What to produce » Would you copy out the whole listing exactly as given?

Raw records »

──────

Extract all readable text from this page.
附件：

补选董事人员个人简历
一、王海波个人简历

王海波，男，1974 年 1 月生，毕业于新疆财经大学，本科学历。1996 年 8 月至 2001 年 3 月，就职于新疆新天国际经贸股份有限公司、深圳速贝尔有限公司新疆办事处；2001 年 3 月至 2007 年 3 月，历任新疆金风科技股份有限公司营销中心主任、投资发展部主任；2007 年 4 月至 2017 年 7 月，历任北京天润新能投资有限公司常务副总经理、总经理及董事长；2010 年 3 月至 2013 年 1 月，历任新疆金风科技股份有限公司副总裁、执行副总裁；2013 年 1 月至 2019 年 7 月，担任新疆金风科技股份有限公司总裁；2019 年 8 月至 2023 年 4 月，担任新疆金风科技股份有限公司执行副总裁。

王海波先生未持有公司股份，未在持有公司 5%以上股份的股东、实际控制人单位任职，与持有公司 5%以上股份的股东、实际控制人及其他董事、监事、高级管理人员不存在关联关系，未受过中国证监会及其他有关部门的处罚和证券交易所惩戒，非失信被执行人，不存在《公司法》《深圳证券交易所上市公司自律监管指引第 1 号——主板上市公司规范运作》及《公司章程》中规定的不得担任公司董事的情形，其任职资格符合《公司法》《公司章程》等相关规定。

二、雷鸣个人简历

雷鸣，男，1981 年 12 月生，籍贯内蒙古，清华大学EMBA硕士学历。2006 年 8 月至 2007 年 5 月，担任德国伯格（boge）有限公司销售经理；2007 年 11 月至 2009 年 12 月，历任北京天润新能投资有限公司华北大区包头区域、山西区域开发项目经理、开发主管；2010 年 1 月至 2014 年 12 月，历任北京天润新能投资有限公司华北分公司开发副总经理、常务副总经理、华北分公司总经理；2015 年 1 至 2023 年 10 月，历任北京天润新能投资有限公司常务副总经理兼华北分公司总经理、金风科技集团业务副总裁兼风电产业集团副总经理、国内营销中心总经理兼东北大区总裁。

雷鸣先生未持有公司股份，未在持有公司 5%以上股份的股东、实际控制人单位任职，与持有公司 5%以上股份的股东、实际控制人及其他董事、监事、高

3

──────

Final answer »
Extract all readable text from this page.
附件：

补选董事人员个人简历
一、王海波个人简历

王海波，男，1974 年 1 月生，毕业于新疆财经大学，本科学历。1996 年 8 月至 2001 年 3 月，就职于新疆新天国际经贸股份有限公司、深圳速贝尔有限公司新疆办事处；2001 年 3 月至 2007 年 3 月，历任新疆金风科技股份有限公司营销中心主任、投资发展部主任；2007 年 4 月至 2017 年 7 月，历任北京天润新能投资有限公司常务副总经理、总经理及董事长；2010 年 3 月至 2013 年 1 月，历任新疆金风科技股份有限公司副总裁、执行副总裁；2013 年 1 月至 2019 年 7 月，担任新疆金风科技股份有限公司总裁；2019 年 8 月至 2023 年 4 月，担任新疆金风科技股份有限公司执行副总裁。

王海波先生未持有公司股份，未在持有公司 5%以上股份的股东、实际控制人单位任职，与持有公司 5%以上股份的股东、实际控制人及其他董事、监事、高级管理人员不存在关联关系，未受过中国证监会及其他有关部门的处罚和证券交易所惩戒，非失信被执行人，不存在《公司法》《深圳证券交易所上市公司自律监管指引第 1 号——主板上市公司规范运作》及《公司章程》中规定的不得担任公司董事的情形，其任职资格符合《公司法》《公司章程》等相关规定。

二、雷鸣个人简历

雷鸣，男，1981 年 12 月生，籍贯内蒙古，清华大学EMBA硕士学历。2006 年 8 月至 2007 年 5 月，担任德国伯格（boge）有限公司销售经理；2007 年 11 月至 2009 年 12 月，历任北京天润新能投资有限公司华北大区包头区域、山西区域开发项目经理、开发主管；2010 年 1 月至 2014 年 12 月，历任北京天润新能投资有限公司华北分公司开发副总经理、常务副总经理、华北分公司总经理；2015 年 1 至 2023 年 10 月，历任北京天润新能投资有限公司常务副总经理兼华北分公司总经理、金风科技集团业务副总裁兼风电产业集团副总经理、国内营销中心总经理兼东北大区总裁。

雷鸣先生未持有公司股份，未在持有公司 5%以上股份的股东、实际控制人单位任职，与持有公司 5%以上股份的股东、实际控制人及其他董事、监事、高

3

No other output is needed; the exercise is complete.